Stored data:

※

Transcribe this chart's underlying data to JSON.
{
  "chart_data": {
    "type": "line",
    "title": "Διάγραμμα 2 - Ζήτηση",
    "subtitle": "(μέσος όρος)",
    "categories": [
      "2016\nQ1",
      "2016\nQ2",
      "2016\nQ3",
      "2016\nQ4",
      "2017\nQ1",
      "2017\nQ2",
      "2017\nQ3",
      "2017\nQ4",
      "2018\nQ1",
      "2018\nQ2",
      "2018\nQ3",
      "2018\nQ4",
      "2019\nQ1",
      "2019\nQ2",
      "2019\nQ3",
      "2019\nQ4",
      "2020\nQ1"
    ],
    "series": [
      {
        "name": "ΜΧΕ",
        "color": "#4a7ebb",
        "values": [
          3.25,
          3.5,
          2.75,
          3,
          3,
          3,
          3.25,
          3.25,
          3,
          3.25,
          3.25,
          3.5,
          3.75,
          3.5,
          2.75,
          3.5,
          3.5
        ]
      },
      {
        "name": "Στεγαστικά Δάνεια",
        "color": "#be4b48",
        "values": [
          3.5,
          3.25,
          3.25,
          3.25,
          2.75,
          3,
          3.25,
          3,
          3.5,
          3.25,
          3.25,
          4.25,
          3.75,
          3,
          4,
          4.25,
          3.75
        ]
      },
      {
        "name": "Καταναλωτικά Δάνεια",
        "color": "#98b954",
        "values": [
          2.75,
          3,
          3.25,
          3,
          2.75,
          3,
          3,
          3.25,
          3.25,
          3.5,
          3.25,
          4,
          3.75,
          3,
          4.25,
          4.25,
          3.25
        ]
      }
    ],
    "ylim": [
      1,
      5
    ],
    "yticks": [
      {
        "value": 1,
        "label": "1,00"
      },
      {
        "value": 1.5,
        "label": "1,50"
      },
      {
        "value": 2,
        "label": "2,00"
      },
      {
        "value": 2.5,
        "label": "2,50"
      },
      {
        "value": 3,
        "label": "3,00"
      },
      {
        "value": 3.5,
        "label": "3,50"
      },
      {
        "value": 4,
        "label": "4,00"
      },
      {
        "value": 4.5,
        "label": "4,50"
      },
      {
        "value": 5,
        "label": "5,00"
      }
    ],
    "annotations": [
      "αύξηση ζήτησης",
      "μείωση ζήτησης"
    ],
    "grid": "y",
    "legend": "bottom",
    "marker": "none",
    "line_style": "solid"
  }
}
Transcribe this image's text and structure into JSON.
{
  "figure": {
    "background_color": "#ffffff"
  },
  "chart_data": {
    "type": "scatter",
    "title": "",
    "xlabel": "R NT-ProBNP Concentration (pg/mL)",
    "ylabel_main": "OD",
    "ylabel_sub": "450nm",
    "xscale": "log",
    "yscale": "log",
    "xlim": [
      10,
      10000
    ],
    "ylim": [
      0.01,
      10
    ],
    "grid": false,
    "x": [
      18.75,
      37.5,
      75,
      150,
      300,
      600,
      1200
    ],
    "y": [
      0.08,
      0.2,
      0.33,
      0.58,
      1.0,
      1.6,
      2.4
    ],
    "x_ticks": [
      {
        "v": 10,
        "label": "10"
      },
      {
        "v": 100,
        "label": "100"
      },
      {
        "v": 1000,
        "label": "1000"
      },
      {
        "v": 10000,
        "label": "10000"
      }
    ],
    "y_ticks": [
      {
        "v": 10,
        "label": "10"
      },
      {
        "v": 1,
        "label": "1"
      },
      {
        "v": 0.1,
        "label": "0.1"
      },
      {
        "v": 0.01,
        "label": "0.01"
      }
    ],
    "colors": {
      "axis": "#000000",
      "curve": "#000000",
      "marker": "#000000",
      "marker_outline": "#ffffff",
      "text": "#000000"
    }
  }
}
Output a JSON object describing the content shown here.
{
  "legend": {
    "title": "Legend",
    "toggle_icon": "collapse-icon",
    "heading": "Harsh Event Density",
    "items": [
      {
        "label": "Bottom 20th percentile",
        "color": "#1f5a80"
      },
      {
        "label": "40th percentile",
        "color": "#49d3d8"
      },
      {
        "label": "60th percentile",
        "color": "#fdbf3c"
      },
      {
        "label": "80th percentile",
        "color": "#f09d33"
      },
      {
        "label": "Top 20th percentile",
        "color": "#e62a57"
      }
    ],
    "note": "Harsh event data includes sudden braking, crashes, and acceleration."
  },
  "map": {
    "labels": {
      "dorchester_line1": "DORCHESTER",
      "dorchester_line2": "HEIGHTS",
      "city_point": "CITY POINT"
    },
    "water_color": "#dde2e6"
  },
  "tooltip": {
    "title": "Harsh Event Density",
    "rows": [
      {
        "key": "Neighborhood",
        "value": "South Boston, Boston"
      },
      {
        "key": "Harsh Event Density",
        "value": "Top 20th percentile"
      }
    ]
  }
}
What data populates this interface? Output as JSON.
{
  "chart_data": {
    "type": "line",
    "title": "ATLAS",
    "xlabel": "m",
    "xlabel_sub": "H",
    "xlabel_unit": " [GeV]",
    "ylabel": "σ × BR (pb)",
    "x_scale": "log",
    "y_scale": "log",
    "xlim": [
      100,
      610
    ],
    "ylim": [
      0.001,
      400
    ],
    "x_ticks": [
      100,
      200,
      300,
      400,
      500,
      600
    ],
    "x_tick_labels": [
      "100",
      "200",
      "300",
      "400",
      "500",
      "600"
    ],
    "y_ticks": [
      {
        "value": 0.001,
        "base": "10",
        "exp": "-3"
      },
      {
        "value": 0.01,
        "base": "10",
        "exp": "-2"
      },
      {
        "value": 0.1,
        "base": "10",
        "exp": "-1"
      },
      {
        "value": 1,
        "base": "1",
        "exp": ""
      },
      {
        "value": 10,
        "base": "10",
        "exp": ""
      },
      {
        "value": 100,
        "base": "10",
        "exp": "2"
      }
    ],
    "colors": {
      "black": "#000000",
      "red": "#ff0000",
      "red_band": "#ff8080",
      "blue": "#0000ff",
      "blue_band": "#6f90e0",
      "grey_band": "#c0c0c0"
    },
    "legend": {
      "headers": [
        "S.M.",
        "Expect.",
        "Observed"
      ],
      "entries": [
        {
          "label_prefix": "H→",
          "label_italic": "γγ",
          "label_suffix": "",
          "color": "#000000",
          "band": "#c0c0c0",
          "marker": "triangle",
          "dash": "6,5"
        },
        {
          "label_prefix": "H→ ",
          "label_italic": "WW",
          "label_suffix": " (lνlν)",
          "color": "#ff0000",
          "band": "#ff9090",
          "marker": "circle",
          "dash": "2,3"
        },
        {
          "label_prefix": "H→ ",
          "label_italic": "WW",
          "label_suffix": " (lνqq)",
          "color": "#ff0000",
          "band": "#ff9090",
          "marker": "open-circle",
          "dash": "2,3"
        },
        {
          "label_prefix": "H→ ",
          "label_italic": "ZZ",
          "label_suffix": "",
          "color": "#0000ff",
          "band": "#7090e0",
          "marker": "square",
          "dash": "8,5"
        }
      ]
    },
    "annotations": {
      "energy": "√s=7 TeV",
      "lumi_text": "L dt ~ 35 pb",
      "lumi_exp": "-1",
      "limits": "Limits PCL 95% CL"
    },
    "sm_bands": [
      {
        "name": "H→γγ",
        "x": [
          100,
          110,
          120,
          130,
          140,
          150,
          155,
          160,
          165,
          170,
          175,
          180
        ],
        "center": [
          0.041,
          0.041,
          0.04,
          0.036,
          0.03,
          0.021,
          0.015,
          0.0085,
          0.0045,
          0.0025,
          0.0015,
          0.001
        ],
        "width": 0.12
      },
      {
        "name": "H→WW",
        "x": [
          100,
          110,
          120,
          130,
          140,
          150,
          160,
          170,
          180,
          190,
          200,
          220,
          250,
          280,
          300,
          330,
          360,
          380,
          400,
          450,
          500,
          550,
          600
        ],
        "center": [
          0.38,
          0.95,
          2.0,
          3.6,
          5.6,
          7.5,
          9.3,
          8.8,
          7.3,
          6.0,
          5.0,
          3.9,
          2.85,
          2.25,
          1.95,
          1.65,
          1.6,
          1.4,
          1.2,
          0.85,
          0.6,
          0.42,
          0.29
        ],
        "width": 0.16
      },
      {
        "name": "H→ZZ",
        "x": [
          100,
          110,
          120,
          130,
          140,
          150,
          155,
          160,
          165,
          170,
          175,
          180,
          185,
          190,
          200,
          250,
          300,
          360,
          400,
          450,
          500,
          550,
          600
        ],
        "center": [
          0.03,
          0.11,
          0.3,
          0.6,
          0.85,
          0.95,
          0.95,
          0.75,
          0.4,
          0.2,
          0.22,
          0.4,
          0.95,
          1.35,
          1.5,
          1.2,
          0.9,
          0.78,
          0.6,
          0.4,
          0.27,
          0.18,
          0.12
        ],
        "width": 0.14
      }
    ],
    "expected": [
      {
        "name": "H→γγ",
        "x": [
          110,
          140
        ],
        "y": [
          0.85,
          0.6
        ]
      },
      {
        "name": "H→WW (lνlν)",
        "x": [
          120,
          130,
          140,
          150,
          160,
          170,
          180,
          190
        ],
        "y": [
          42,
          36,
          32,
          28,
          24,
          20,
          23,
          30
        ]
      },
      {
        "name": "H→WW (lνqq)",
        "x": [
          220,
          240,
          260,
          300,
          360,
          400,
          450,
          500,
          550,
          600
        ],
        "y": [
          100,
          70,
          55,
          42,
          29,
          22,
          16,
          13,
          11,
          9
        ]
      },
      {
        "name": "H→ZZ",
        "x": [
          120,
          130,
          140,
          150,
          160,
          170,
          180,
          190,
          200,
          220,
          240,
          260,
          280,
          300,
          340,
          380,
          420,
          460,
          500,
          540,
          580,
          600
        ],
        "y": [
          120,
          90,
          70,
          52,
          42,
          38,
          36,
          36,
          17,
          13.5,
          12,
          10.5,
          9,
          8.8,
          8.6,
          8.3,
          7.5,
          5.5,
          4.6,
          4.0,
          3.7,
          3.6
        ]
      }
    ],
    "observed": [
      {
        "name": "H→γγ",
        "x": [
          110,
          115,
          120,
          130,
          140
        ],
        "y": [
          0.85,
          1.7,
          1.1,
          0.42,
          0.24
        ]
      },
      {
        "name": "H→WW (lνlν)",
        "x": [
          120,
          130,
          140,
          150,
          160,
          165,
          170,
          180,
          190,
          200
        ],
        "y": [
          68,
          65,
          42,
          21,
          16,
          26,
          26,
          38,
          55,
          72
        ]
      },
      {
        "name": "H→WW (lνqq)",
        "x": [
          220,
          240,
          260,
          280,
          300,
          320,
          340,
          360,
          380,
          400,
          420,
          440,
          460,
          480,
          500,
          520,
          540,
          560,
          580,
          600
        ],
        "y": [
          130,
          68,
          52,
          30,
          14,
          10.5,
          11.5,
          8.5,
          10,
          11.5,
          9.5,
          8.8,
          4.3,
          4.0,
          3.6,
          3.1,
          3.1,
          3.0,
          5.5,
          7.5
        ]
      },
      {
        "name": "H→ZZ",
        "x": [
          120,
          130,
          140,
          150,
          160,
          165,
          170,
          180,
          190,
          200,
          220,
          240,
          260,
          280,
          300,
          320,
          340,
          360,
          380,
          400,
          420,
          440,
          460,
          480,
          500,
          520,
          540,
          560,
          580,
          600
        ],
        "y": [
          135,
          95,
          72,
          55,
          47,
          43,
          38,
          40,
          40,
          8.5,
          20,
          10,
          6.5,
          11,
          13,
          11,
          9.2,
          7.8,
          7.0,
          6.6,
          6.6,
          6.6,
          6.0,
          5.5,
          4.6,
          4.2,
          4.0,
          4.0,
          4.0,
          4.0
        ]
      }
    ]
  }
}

※

Say how many lines of the listing above contain "Density", with no other words.

3